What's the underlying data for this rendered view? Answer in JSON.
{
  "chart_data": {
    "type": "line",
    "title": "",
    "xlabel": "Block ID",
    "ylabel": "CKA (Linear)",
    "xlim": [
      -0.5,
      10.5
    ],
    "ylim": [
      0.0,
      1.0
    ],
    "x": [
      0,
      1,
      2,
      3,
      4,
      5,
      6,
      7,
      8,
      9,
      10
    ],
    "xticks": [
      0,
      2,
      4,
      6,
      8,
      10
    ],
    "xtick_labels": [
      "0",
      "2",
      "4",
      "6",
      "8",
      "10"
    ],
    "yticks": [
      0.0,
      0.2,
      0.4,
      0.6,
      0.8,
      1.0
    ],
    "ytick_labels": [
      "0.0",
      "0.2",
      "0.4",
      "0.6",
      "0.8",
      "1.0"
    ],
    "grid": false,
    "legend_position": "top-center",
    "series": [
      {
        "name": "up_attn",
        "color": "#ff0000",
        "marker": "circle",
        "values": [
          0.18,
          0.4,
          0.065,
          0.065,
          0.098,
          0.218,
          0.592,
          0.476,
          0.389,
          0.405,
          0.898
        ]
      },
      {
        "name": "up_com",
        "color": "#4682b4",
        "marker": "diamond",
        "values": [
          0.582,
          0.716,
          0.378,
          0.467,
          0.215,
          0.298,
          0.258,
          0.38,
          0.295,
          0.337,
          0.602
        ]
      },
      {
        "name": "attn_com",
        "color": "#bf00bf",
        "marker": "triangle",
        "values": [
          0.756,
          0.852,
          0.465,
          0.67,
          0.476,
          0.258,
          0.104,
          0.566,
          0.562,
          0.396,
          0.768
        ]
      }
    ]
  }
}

### WRITTEN EXERCISE
Restate each record word for word.

### FINISHED TASK
What's the underlying data for this rendered view? Answer in JSON.
{
  "chart_data": {
    "type": "line",
    "title": "",
    "xlabel": "Block ID",
    "ylabel": "CKA (Linear)",
    "xlim": [
      -0.5,
      10.5
    ],
    "ylim": [
      0.0,
      1.0
    ],
    "x": [
      0,
      1,
      2,
      3,
      4,
      5,
      6,
      7,
      8,
      9,
      10
    ],
    "xticks": [
      0,
      2,
      4,
      6,
      8,
      10
    ],
    "xtick_labels": [
      "0",
      "2",
      "4",
      "6",
      "8",
      "10"
    ],
    "yticks": [
      0.0,
      0.2,
      0.4,
      0.6,
      0.8,
      1.0
    ],
    "ytick_labels": [
      "0.0",
      "0.2",
      "0.4",
      "0.6",
      "0.8",
      "1.0"
    ],
    "grid": false,
    "legend_position": "top-center",
    "series": [
      {
        "name": "up_attn",
        "color": "#ff0000",
        "marker": "circle",
        "values": [
          0.18,
          0.4,
          0.065,
          0.065,
          0.098,
          0.218,
          0.592,
          0.476,
          0.389,
          0.405,
          0.898
        ]
      },
      {
        "name": "up_com",
        "color": "#4682b4",
        "marker": "diamond",
        "values": [
          0.582,
          0.716,
          0.378,
          0.467,
          0.215,
          0.298,
          0.258,
          0.38,
          0.295,
          0.337,
          0.602
        ]
      },
      {
        "name": "attn_com",
        "color": "#bf00bf",
        "marker": "triangle",
        "values": [
          0.756,
          0.852,
          0.465,
          0.67,
          0.476,
          0.258,
          0.104,
          0.566,
          0.562,
          0.396,
          0.768
        ]
      }
    ]
  }
}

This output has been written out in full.